WHAT TO PRODUCE - Reproduce every line of the listing as written, apart from the pictures.

=-=-=-=-=

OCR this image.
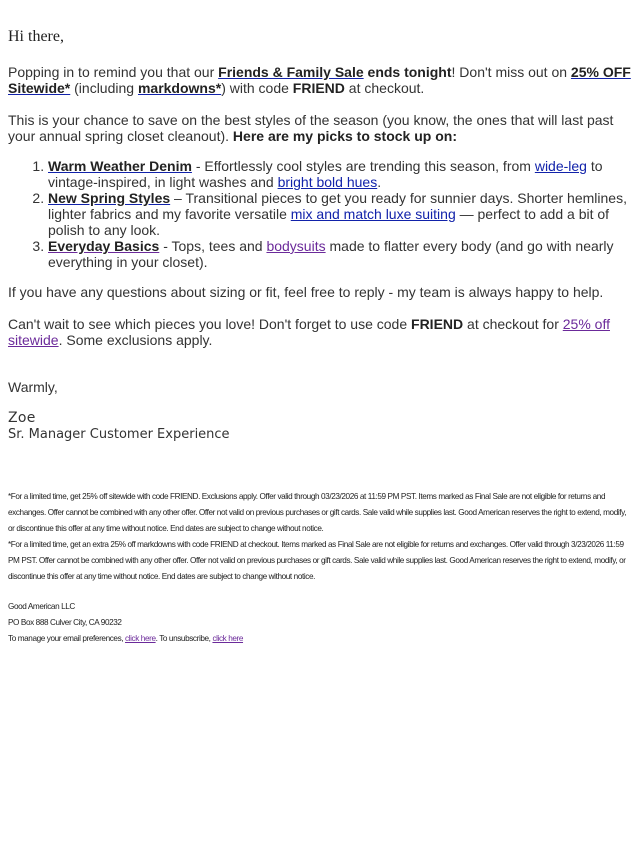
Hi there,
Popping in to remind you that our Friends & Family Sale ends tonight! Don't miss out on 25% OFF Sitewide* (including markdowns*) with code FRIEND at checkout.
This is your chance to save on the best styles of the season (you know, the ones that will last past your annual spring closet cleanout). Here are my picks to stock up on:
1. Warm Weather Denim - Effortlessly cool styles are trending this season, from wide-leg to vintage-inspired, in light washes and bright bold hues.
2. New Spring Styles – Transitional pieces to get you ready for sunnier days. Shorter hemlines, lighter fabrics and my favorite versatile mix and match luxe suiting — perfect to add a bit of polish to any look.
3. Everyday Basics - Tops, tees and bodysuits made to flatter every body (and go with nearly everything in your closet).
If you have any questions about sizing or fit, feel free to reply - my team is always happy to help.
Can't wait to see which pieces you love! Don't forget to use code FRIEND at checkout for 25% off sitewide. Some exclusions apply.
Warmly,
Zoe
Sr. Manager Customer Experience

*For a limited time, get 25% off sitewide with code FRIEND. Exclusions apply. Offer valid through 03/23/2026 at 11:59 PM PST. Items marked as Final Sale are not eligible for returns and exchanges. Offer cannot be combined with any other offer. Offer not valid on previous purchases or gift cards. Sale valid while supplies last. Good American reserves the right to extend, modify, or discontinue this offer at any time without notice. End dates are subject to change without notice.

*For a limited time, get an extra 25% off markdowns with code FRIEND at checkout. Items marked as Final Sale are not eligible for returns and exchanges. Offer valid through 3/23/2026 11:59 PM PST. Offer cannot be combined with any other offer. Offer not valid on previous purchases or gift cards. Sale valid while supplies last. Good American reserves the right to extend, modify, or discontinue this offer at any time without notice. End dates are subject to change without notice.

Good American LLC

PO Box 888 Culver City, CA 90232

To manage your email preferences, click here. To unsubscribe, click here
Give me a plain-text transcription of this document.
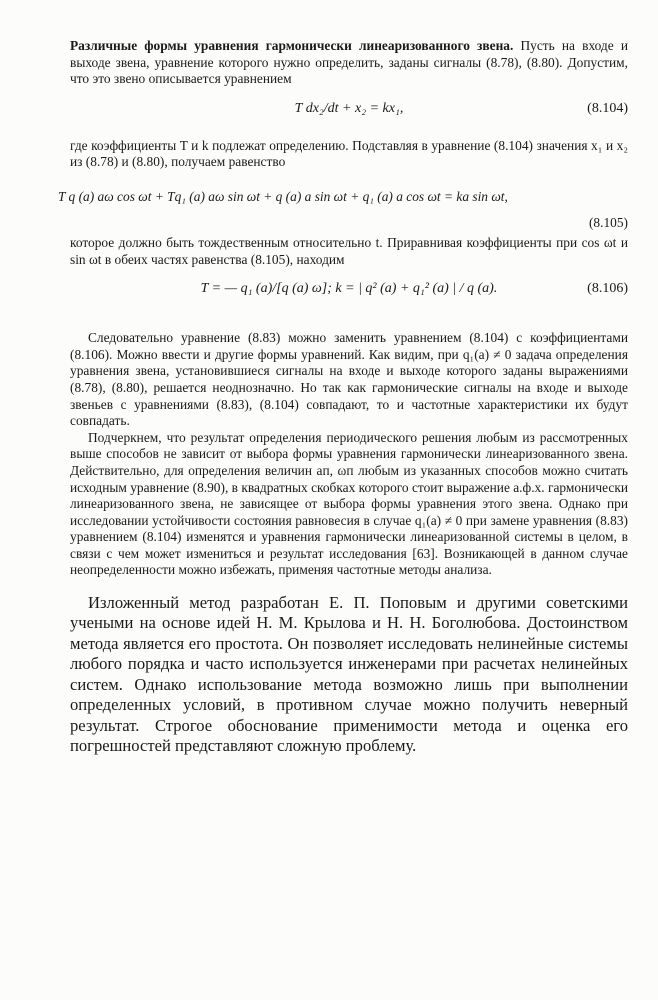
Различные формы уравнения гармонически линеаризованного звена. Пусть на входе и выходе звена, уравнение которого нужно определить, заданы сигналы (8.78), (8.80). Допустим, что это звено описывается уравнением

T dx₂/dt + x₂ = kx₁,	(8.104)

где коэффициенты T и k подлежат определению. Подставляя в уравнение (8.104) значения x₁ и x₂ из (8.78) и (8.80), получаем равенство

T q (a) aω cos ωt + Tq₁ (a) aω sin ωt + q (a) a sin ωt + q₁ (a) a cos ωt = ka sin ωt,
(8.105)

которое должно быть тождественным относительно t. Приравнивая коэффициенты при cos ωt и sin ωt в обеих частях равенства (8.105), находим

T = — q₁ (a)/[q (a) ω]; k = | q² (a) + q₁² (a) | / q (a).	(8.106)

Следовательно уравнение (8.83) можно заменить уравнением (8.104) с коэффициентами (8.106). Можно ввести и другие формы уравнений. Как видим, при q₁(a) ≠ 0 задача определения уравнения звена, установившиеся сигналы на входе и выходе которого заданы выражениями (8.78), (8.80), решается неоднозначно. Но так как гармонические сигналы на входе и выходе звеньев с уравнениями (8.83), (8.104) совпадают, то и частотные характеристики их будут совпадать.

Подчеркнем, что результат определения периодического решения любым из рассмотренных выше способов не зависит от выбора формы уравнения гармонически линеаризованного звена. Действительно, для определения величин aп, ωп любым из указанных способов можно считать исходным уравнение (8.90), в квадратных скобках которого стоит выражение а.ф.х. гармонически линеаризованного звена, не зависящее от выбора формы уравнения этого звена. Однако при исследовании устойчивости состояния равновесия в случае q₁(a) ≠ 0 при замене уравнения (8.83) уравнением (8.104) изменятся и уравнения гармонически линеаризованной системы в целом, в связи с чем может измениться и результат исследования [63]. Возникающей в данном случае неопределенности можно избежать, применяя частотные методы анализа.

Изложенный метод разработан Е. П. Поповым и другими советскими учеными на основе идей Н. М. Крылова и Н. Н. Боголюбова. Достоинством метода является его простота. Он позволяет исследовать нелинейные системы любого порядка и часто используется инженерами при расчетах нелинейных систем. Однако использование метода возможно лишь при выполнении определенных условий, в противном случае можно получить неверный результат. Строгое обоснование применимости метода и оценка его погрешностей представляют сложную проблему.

=-=-=-=-=

OUTPUT OF THE EXERCISE -
OCR this image.
Hi there,
Popping in to remind you that our Friends & Family Sale ends tonight! Don't miss out on 25% OFF Sitewide* (including markdowns*) with code FRIEND at checkout.
This is your chance to save on the best styles of the season (you know, the ones that will last past your annual spring closet cleanout). Here are my picks to stock up on:
1. Warm Weather Denim - Effortlessly cool styles are trending this season, from wide-leg to vintage-inspired, in light washes and bright bold hues.
2. New Spring Styles – Transitional pieces to get you ready for sunnier days. Shorter hemlines, lighter fabrics and my favorite versatile mix and match luxe suiting — perfect to add a bit of polish to any look.
3. Everyday Basics - Tops, tees and bodysuits made to flatter every body (and go with nearly everything in your closet).
If you have any questions about sizing or fit, feel free to reply - my team is always happy to help.
Can't wait to see which pieces you love! Don't forget to use code FRIEND at checkout for 25% off sitewide. Some exclusions apply.
Warmly,
Zoe
Sr. Manager Customer Experience

*For a limited time, get 25% off sitewide with code FRIEND. Exclusions apply. Offer valid through 03/23/2026 at 11:59 PM PST. Items marked as Final Sale are not eligible for returns and exchanges. Offer cannot be combined with any other offer. Offer not valid on previous purchases or gift cards. Sale valid while supplies last. Good American reserves the right to extend, modify, or discontinue this offer at any time without notice. End dates are subject to change without notice.

*For a limited time, get an extra 25% off markdowns with code FRIEND at checkout. Items marked as Final Sale are not eligible for returns and exchanges. Offer valid through 3/23/2026 11:59 PM PST. Offer cannot be combined with any other offer. Offer not valid on previous purchases or gift cards. Sale valid while supplies last. Good American reserves the right to extend, modify, or discontinue this offer at any time without notice. End dates are subject to change without notice.

Good American LLC

PO Box 888 Culver City, CA 90232

To manage your email preferences, click here. To unsubscribe, click here
Give me a plain-text transcription of this document.
Различные формы уравнения гармонически линеаризованного звена. Пусть на входе и выходе звена, уравнение которого нужно определить, заданы сигналы (8.78), (8.80). Допустим, что это звено описывается уравнением

T dx₂/dt + x₂ = kx₁,	(8.104)

где коэффициенты T и k подлежат определению. Подставляя в уравнение (8.104) значения x₁ и x₂ из (8.78) и (8.80), получаем равенство

T q (a) aω cos ωt + Tq₁ (a) aω sin ωt + q (a) a sin ωt + q₁ (a) a cos ωt = ka sin ωt,
(8.105)

которое должно быть тождественным относительно t. Приравнивая коэффициенты при cos ωt и sin ωt в обеих частях равенства (8.105), находим

T = — q₁ (a)/[q (a) ω]; k = | q² (a) + q₁² (a) | / q (a).	(8.106)

Следовательно уравнение (8.83) можно заменить уравнением (8.104) с коэффициентами (8.106). Можно ввести и другие формы уравнений. Как видим, при q₁(a) ≠ 0 задача определения уравнения звена, установившиеся сигналы на входе и выходе которого заданы выражениями (8.78), (8.80), решается неоднозначно. Но так как гармонические сигналы на входе и выходе звеньев с уравнениями (8.83), (8.104) совпадают, то и частотные характеристики их будут совпадать.

Подчеркнем, что результат определения периодического решения любым из рассмотренных выше способов не зависит от выбора формы уравнения гармонически линеаризованного звена. Действительно, для определения величин aп, ωп любым из указанных способов можно считать исходным уравнение (8.90), в квадратных скобках которого стоит выражение а.ф.х. гармонически линеаризованного звена, не зависящее от выбора формы уравнения этого звена. Однако при исследовании устойчивости состояния равновесия в случае q₁(a) ≠ 0 при замене уравнения (8.83) уравнением (8.104) изменятся и уравнения гармонически линеаризованной системы в целом, в связи с чем может измениться и результат исследования [63]. Возникающей в данном случае неопределенности можно избежать, применяя частотные методы анализа.

Изложенный метод разработан Е. П. Поповым и другими советскими учеными на основе идей Н. М. Крылова и Н. Н. Боголюбова. Достоинством метода является его простота. Он позволяет исследовать нелинейные системы любого порядка и часто используется инженерами при расчетах нелинейных систем. Однако использование метода возможно лишь при выполнении определенных условий, в противном случае можно получить неверный результат. Строгое обоснование применимости метода и оценка его погрешностей представляют сложную проблему.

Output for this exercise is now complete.